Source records

-.-.-

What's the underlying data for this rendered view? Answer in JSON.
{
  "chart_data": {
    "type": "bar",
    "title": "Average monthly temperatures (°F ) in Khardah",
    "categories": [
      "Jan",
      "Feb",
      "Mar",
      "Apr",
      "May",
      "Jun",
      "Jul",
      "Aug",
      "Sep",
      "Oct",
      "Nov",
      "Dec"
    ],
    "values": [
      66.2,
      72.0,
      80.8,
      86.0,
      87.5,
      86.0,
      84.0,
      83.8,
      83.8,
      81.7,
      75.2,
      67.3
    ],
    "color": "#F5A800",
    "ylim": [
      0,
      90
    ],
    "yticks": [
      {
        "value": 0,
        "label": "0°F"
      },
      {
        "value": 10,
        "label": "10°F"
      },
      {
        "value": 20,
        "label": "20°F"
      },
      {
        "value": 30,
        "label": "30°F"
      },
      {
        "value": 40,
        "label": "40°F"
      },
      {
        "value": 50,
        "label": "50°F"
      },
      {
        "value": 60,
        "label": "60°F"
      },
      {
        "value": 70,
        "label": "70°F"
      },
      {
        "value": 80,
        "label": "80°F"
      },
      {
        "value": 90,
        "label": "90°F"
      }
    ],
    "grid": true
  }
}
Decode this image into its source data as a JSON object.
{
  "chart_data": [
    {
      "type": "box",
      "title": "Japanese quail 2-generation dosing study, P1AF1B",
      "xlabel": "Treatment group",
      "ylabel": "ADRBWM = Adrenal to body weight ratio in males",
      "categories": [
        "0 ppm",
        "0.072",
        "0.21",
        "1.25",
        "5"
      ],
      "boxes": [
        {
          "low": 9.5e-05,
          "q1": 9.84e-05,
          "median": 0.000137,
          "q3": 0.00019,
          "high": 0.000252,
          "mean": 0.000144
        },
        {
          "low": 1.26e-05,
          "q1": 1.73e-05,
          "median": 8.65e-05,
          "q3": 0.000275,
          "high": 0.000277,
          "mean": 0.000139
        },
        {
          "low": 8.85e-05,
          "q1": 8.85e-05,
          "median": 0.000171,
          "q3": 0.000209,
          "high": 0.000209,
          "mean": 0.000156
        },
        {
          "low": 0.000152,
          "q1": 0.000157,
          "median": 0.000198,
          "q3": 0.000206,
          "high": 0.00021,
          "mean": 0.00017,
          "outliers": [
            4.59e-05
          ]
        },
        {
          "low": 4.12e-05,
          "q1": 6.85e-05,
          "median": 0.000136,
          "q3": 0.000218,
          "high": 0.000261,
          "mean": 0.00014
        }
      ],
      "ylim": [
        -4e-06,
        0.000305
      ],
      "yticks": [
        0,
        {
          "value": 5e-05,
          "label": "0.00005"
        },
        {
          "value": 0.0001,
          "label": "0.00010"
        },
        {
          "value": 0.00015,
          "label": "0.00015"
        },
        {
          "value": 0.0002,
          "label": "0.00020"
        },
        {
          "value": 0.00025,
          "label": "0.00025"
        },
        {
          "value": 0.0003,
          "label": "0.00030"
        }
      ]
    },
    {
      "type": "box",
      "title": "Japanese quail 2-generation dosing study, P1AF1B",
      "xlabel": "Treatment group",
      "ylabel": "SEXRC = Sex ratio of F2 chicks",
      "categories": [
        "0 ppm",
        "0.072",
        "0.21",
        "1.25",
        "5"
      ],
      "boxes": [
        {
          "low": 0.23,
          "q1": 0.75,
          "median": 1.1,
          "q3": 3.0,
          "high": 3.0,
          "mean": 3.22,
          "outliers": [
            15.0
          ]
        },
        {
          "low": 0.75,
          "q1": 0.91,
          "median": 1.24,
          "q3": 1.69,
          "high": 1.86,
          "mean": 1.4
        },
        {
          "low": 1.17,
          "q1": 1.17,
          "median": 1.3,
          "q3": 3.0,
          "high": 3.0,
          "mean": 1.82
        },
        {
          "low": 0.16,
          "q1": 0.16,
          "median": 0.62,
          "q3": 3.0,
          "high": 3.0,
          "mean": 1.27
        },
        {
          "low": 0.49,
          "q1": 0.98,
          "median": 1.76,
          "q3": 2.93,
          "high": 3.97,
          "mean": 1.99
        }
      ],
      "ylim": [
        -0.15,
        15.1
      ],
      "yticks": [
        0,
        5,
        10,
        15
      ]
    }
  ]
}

-.-.-

Check each line above for the word "high", and copy the lines where it appears.

● RESULT OF THIS TASK:
          "high": 0.000252,
          "high": 0.000277,
          "high": 0.000209,
          "high": 0.00021,
          "high": 0.000261,
          "high": 3.0,
          "high": 1.86,
          "high": 3.0,
          "high": 3.0,
          "high": 3.97,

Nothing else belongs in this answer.